## [OBJECTIVE]
Report how many lines in the listing below include the word "JSON". Write nothing besides the number.

Stored records
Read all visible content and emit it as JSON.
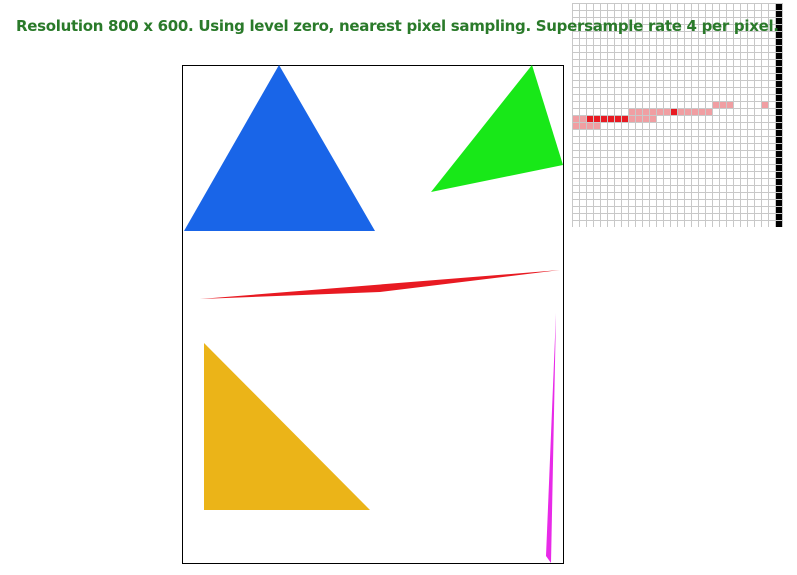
{
  "status_text": "Resolution 800 x 600. Using level zero, nearest pixel sampling. Supersample rate 4 per pixel.",
  "colors": {
    "status_text": "#2a7a2a",
    "frame": "#000000",
    "blue_triangle": "#1965e8",
    "green_triangle": "#18e818",
    "red_triangle": "#e81a22",
    "yellow_triangle": "#ebb418",
    "magenta_triangle": "#e82ae8",
    "zoom_grid": "#c8c8c8",
    "zoom_highlight": "#f09ea2",
    "zoom_solid": "#e81a22",
    "zoom_edge": "#000000"
  },
  "shapes": [
    {
      "name": "blue-triangle",
      "color_key": "blue_triangle"
    },
    {
      "name": "green-triangle",
      "color_key": "green_triangle"
    },
    {
      "name": "red-triangle",
      "color_key": "red_triangle"
    },
    {
      "name": "yellow-triangle",
      "color_key": "yellow_triangle"
    },
    {
      "name": "magenta-triangle",
      "color_key": "magenta_triangle"
    }
  ]
}
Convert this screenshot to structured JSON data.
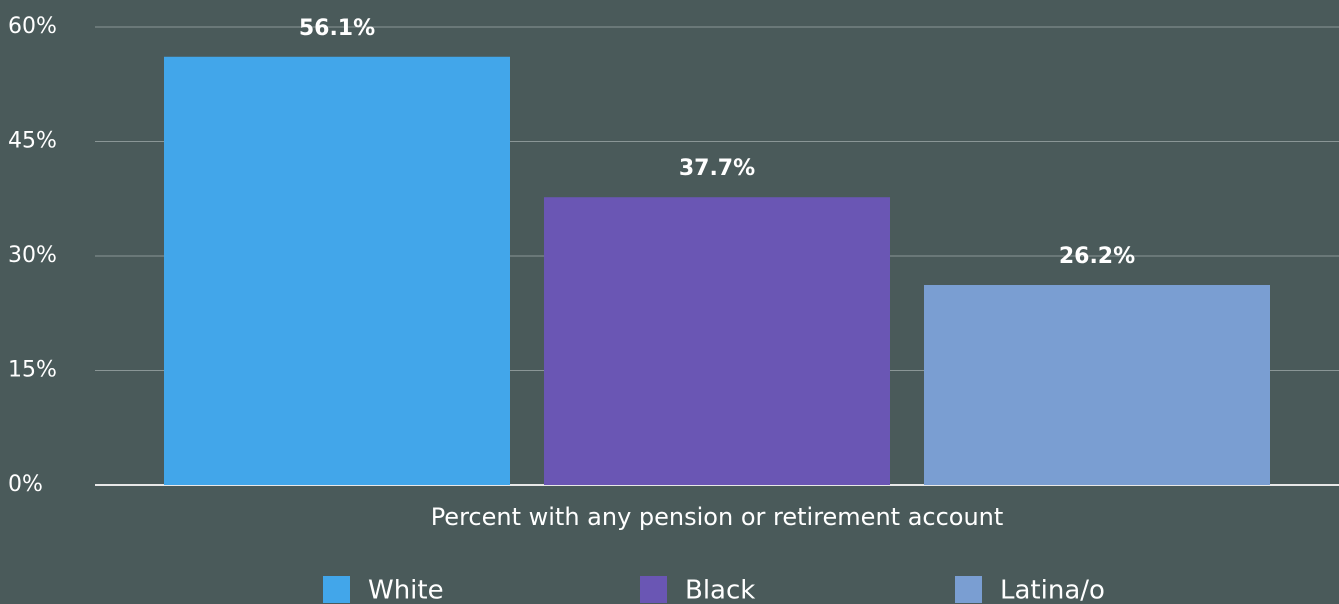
{
  "chart_data": {
    "type": "bar",
    "categories": [
      "Percent with any pension or retirement account"
    ],
    "series": [
      {
        "name": "White",
        "color": "#42a6ea",
        "values": [
          56.1
        ],
        "value_labels": [
          "56.1%"
        ]
      },
      {
        "name": "Black",
        "color": "#6a56b4",
        "values": [
          37.7
        ],
        "value_labels": [
          "37.7%"
        ]
      },
      {
        "name": "Latina/o",
        "color": "#7a9ed2",
        "values": [
          26.2
        ],
        "value_labels": [
          "26.2%"
        ]
      }
    ],
    "ylim": [
      0,
      60
    ],
    "yticks": [
      {
        "value": 0,
        "label": "0%"
      },
      {
        "value": 15,
        "label": "15%"
      },
      {
        "value": 30,
        "label": "30%"
      },
      {
        "value": 45,
        "label": "45%"
      },
      {
        "value": 60,
        "label": "60%"
      }
    ],
    "grid": true,
    "legend": "bottom"
  }
}
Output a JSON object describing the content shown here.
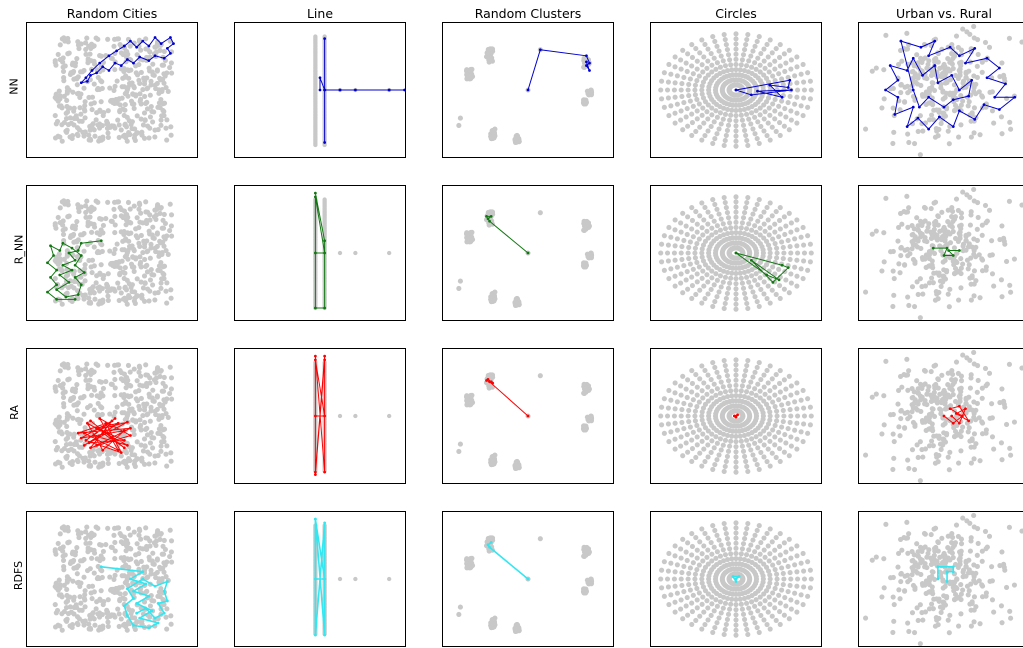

## [FINISHED TASK]
3